• **Data extract**:
# # # #

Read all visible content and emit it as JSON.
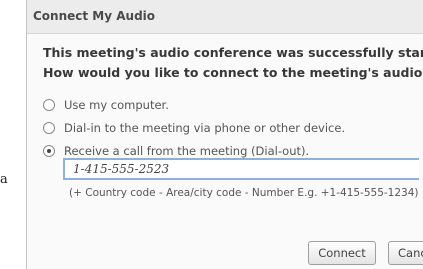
{
  "side_fragment": "a",
  "dialog": {
    "title": "Connect My Audio",
    "prompt_line1": "This meeting's audio conference was successfully started.",
    "prompt_line2": "How would you like to connect to the meeting's audio?",
    "options": [
      {
        "label": "Use my computer.",
        "selected": false
      },
      {
        "label": "Dial-in to the meeting via phone or other device.",
        "selected": false
      },
      {
        "label": "Receive a call from the meeting (Dial-out).",
        "selected": true
      }
    ],
    "phone_value": "1-415-555-2523",
    "hint": "(+ Country code - Area/city code - Number E.g. +1-415-555-1234)",
    "connect_label": "Connect",
    "cancel_label": "Cancel"
  }
}
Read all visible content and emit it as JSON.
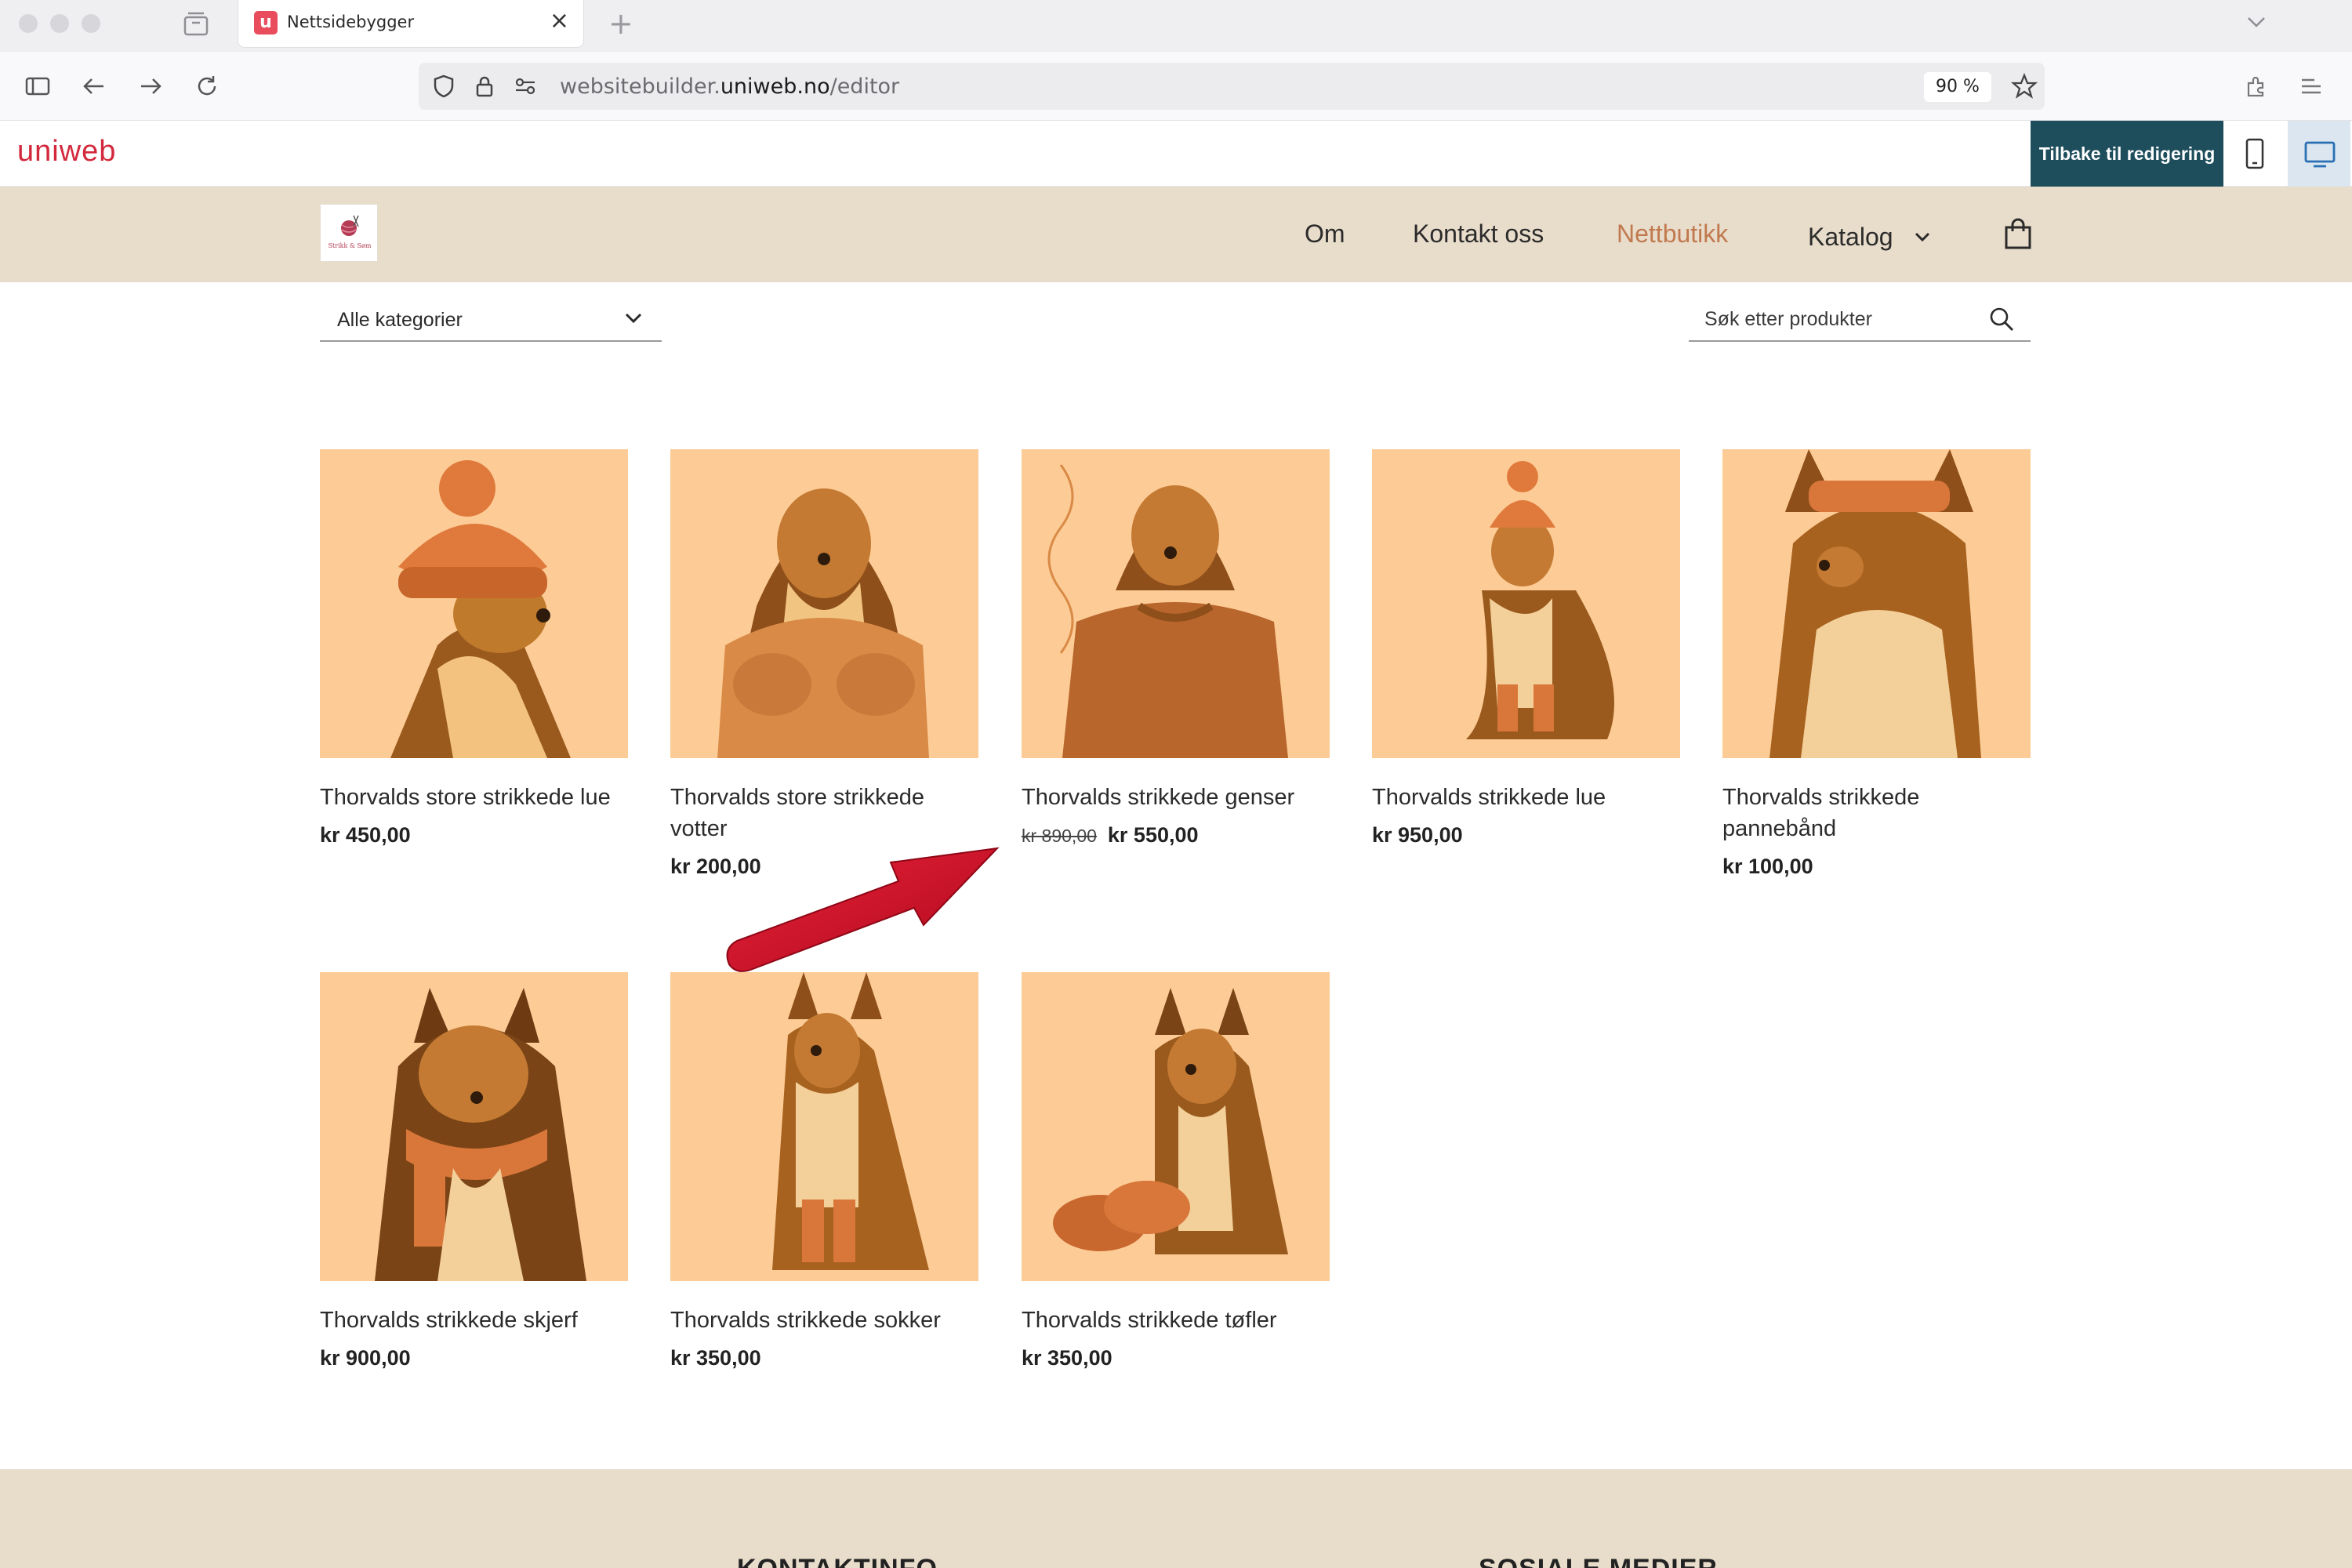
{
  "browser": {
    "tab_title": "Nettsidebygger",
    "tab_favicon_letter": "u",
    "url_prefix": "websitebuilder.",
    "url_domain": "uniweb.no",
    "url_path": "/editor",
    "zoom": "90 %"
  },
  "editor": {
    "logo": "uniweb",
    "back_label": "Tilbake til redigering"
  },
  "site": {
    "logo_text": "Strikk & Søm",
    "nav": [
      {
        "label": "Om"
      },
      {
        "label": "Kontakt oss"
      },
      {
        "label": "Nettbutikk",
        "active": true
      },
      {
        "label": "Katalog"
      }
    ]
  },
  "filters": {
    "category": "Alle kategorier",
    "search_placeholder": "Søk etter produkter"
  },
  "products": [
    {
      "name": "Thorvalds store strikkede lue",
      "price": "kr 450,00",
      "icon": "dog-in-beanie"
    },
    {
      "name": "Thorvalds store strikkede votter",
      "price": "kr 200,00",
      "icon": "dog-in-mittens"
    },
    {
      "name": "Thorvalds strikkede genser",
      "old_price": "kr 890,00",
      "price": "kr 550,00",
      "icon": "dog-in-sweater"
    },
    {
      "name": "Thorvalds strikkede lue",
      "price": "kr 950,00",
      "icon": "dog-sitting-beanie"
    },
    {
      "name": "Thorvalds strikkede pannebånd",
      "price": "kr 100,00",
      "icon": "dog-in-headband"
    },
    {
      "name": "Thorvalds strikkede skjerf",
      "price": "kr 900,00",
      "icon": "dog-in-scarf"
    },
    {
      "name": "Thorvalds strikkede sokker",
      "price": "kr 350,00",
      "icon": "dog-in-socks"
    },
    {
      "name": "Thorvalds strikkede tøfler",
      "price": "kr 350,00",
      "icon": "dog-with-slippers"
    }
  ],
  "colors": {
    "header_bg": "#e8dccb",
    "accent_nav": "#c17a4f",
    "editor_button": "#1e4d5c",
    "product_bg": "#fdcc96",
    "annotation_arrow": "#d0102a"
  }
}
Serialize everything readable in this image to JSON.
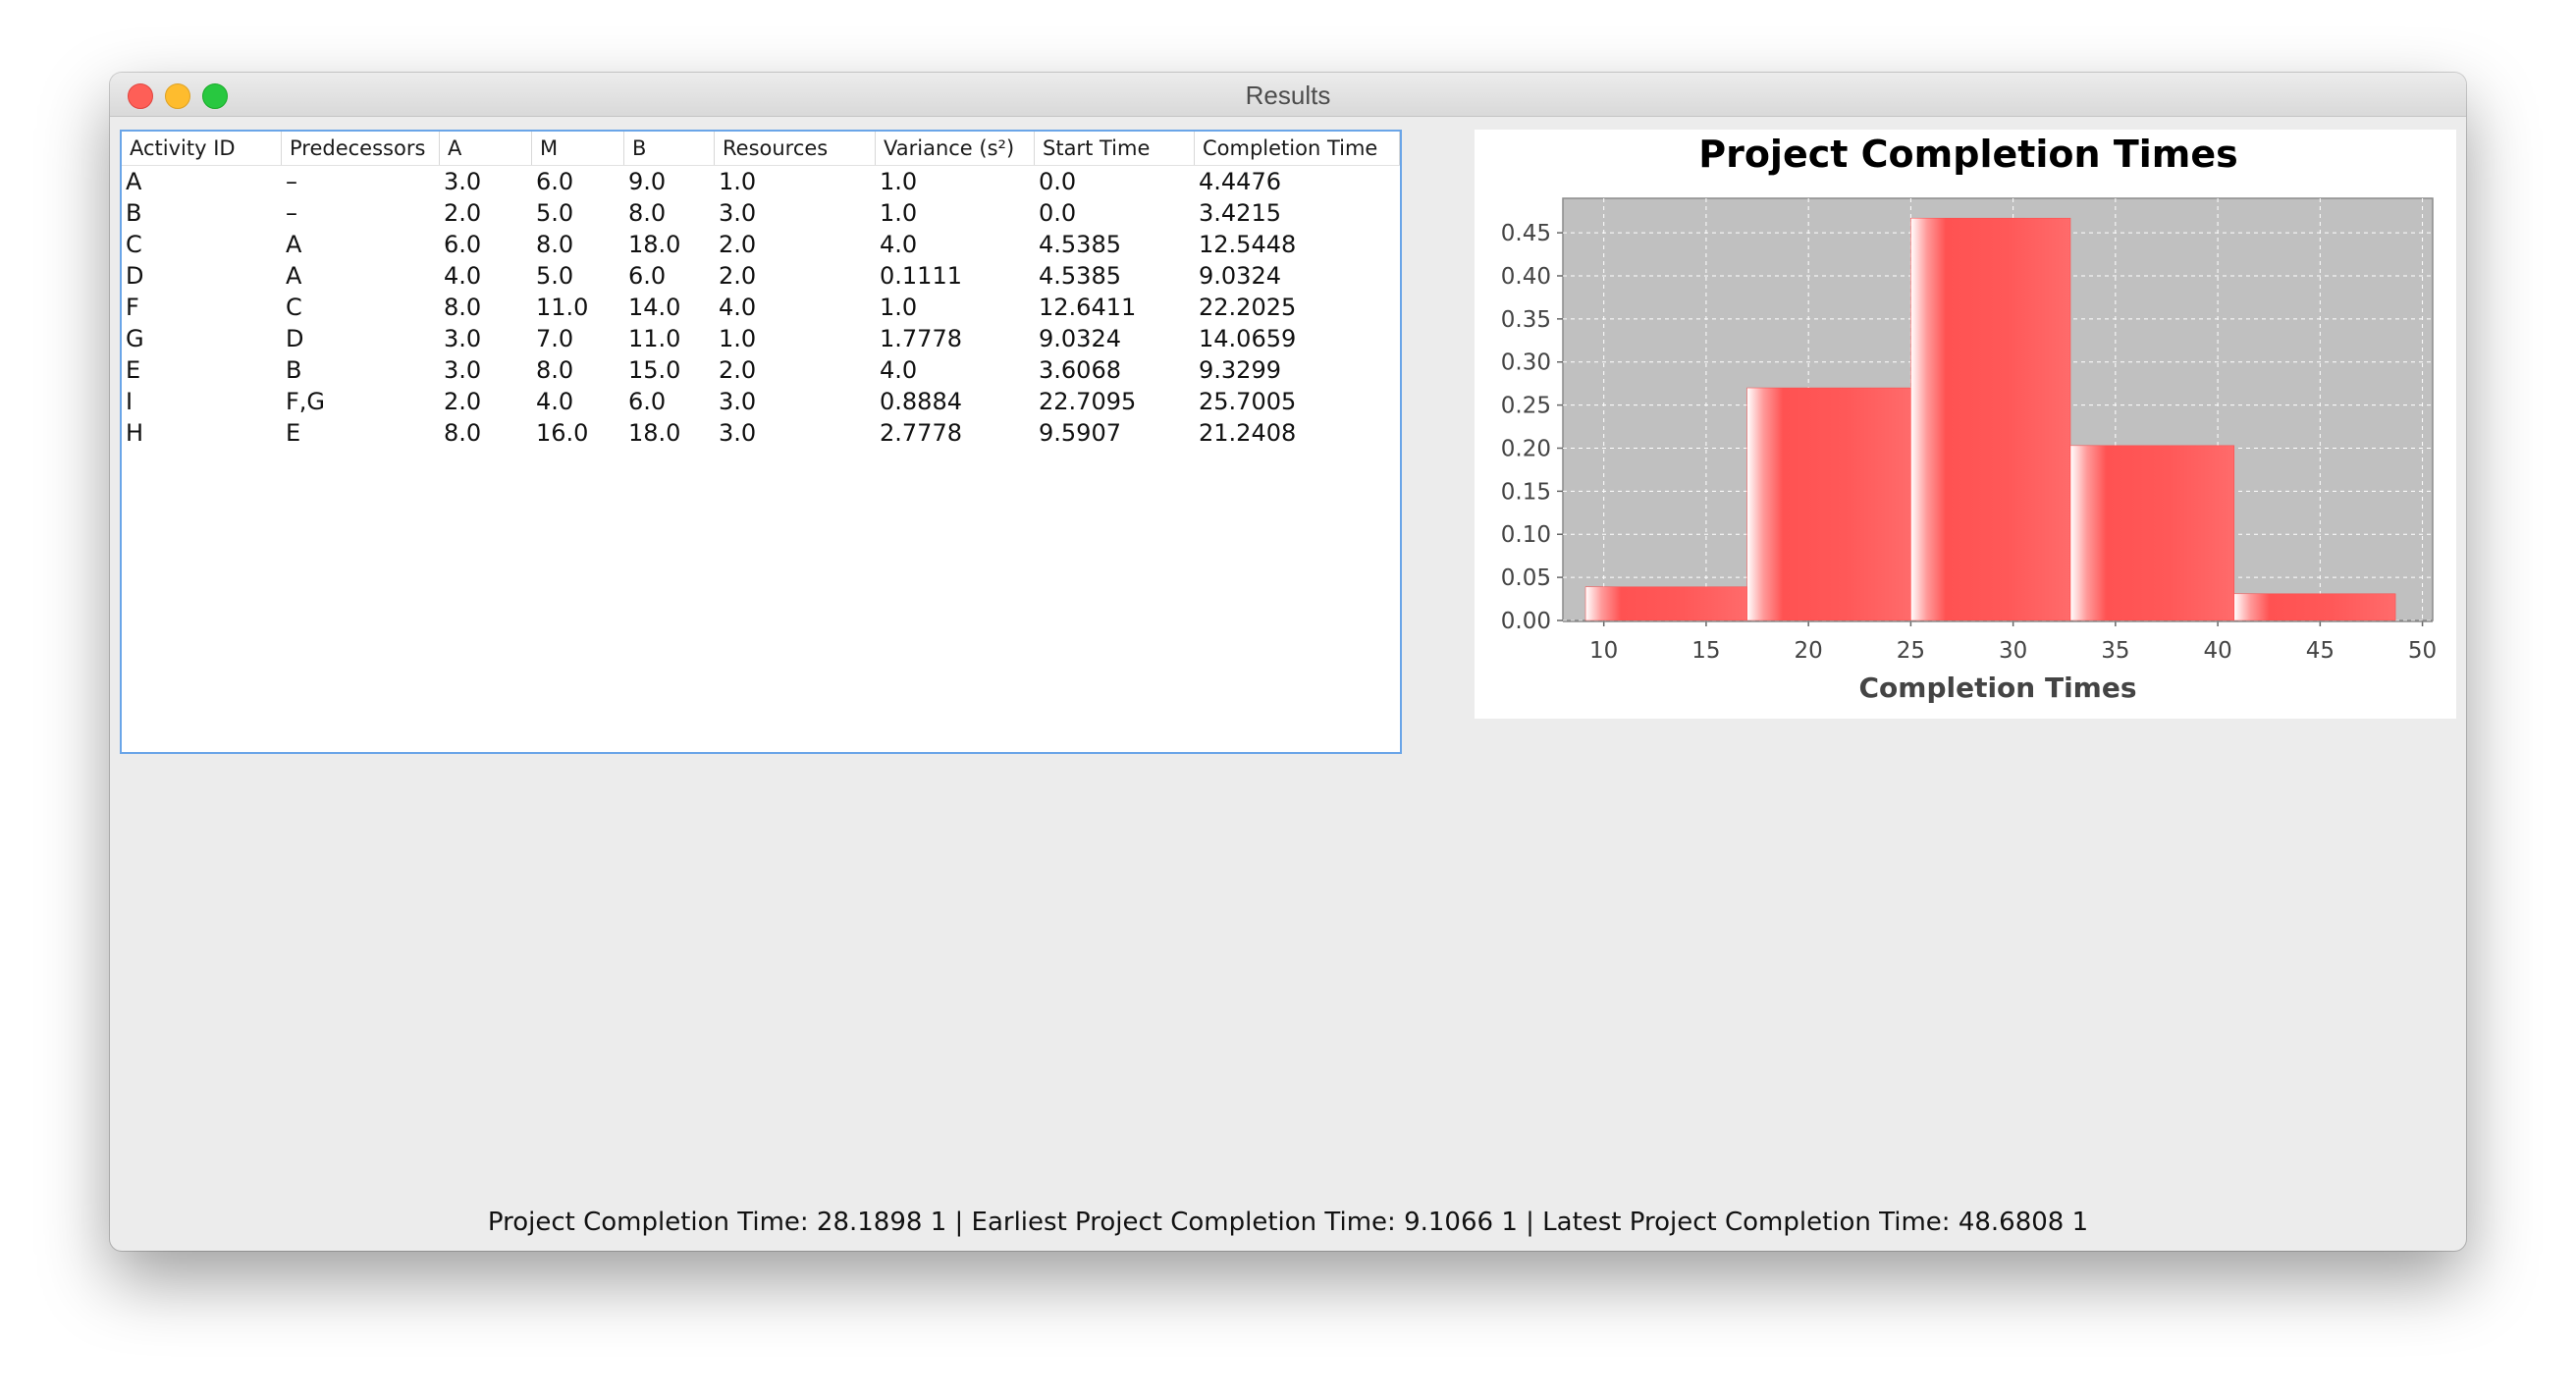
{
  "window": {
    "title": "Results"
  },
  "table": {
    "headers": [
      "Activity ID",
      "Predecessors",
      "A",
      "M",
      "B",
      "Resources",
      "Variance (s²)",
      "Start Time",
      "Completion Time"
    ],
    "rows": [
      [
        "A",
        "–",
        "3.0",
        "6.0",
        "9.0",
        "1.0",
        "1.0",
        "0.0",
        "4.4476"
      ],
      [
        "B",
        "–",
        "2.0",
        "5.0",
        "8.0",
        "3.0",
        "1.0",
        "0.0",
        "3.4215"
      ],
      [
        "C",
        "A",
        "6.0",
        "8.0",
        "18.0",
        "2.0",
        "4.0",
        "4.5385",
        "12.5448"
      ],
      [
        "D",
        "A",
        "4.0",
        "5.0",
        "6.0",
        "2.0",
        "0.1111",
        "4.5385",
        "9.0324"
      ],
      [
        "F",
        "C",
        "8.0",
        "11.0",
        "14.0",
        "4.0",
        "1.0",
        "12.6411",
        "22.2025"
      ],
      [
        "G",
        "D",
        "3.0",
        "7.0",
        "11.0",
        "1.0",
        "1.7778",
        "9.0324",
        "14.0659"
      ],
      [
        "E",
        "B",
        "3.0",
        "8.0",
        "15.0",
        "2.0",
        "4.0",
        "3.6068",
        "9.3299"
      ],
      [
        "I",
        "F,G",
        "2.0",
        "4.0",
        "6.0",
        "3.0",
        "0.8884",
        "22.7095",
        "25.7005"
      ],
      [
        "H",
        "E",
        "8.0",
        "16.0",
        "18.0",
        "3.0",
        "2.7778",
        "9.5907",
        "21.2408"
      ]
    ]
  },
  "chart_data": {
    "type": "bar",
    "title": "Project Completion Times",
    "xlabel": "Completion Times",
    "ylabel": "",
    "bins": [
      {
        "start": 9.1066,
        "end": 17.0,
        "value": 0.039
      },
      {
        "start": 17.0,
        "end": 25.0,
        "value": 0.27
      },
      {
        "start": 25.0,
        "end": 32.8,
        "value": 0.467
      },
      {
        "start": 32.8,
        "end": 40.8,
        "value": 0.203
      },
      {
        "start": 40.8,
        "end": 48.6808,
        "value": 0.031
      }
    ],
    "xlim": [
      8,
      50.5
    ],
    "ylim": [
      0,
      0.49
    ],
    "xticks": [
      10,
      15,
      20,
      25,
      30,
      35,
      40,
      45,
      50
    ],
    "yticks": [
      0.0,
      0.05,
      0.1,
      0.15,
      0.2,
      0.25,
      0.3,
      0.35,
      0.4,
      0.45
    ],
    "grid": true,
    "colors": {
      "bar": "#ff5555",
      "plot_bg": "#c0c0c0",
      "grid": "#ffffff"
    }
  },
  "status": {
    "text": "Project Completion Time: 28.1898 1 | Earliest Project Completion Time: 9.1066 1 | Latest Project Completion Time: 48.6808 1"
  }
}
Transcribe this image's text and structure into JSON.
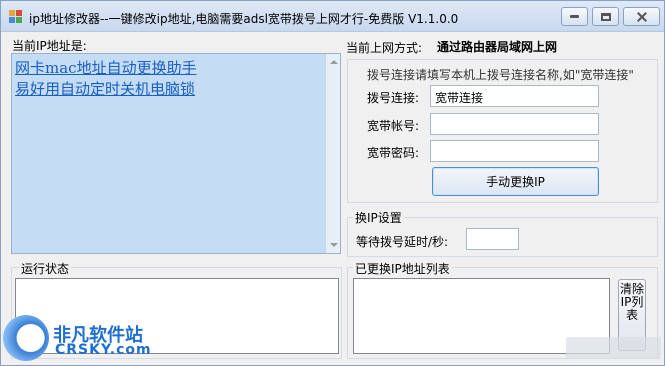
{
  "window": {
    "title": "ip地址修改器--一键修改ip地址,电脑需要adsl宽带拨号上网才行-免费版 V1.1.0.0",
    "controls": {
      "minimize_icon": "minimize-icon",
      "maximize_icon": "maximize-icon",
      "close_icon": "close-icon"
    }
  },
  "current_ip": {
    "label": "当前IP地址是:",
    "links": [
      "网卡mac地址自动更换助手",
      "易好用自动定时关机电脑锁"
    ]
  },
  "connection": {
    "method_label": "当前上网方式:",
    "method_value": "通过路由器局域网上网",
    "hint": "拨号连接请填写本机上拨号连接名称,如\"宽带连接\"",
    "dial_label": "拨号连接:",
    "dial_value": "宽带连接",
    "account_label": "宽带帐号:",
    "account_value": "",
    "password_label": "宽带密码:",
    "password_value": "",
    "change_button": "手动更换IP"
  },
  "settings": {
    "group_title": "换IP设置",
    "delay_label": "等待拨号延时/秒:",
    "delay_value": ""
  },
  "status": {
    "title": "运行状态"
  },
  "changed_list": {
    "title": "已更换IP地址列表",
    "clear_button": "清除IP列表"
  },
  "watermark": {
    "name": "非凡软件站",
    "site": "CRSKY.com"
  }
}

# # # #

• **What to work on**: Pull out each line of the records holding the string "JSON".

• **Output of the exercise**:
Read all visible content and emit it as JSON.
Read all visible content and emit it as JSON.
Serialize everything readable in this image to JSON.
Transcribe this image's text and structure into JSON.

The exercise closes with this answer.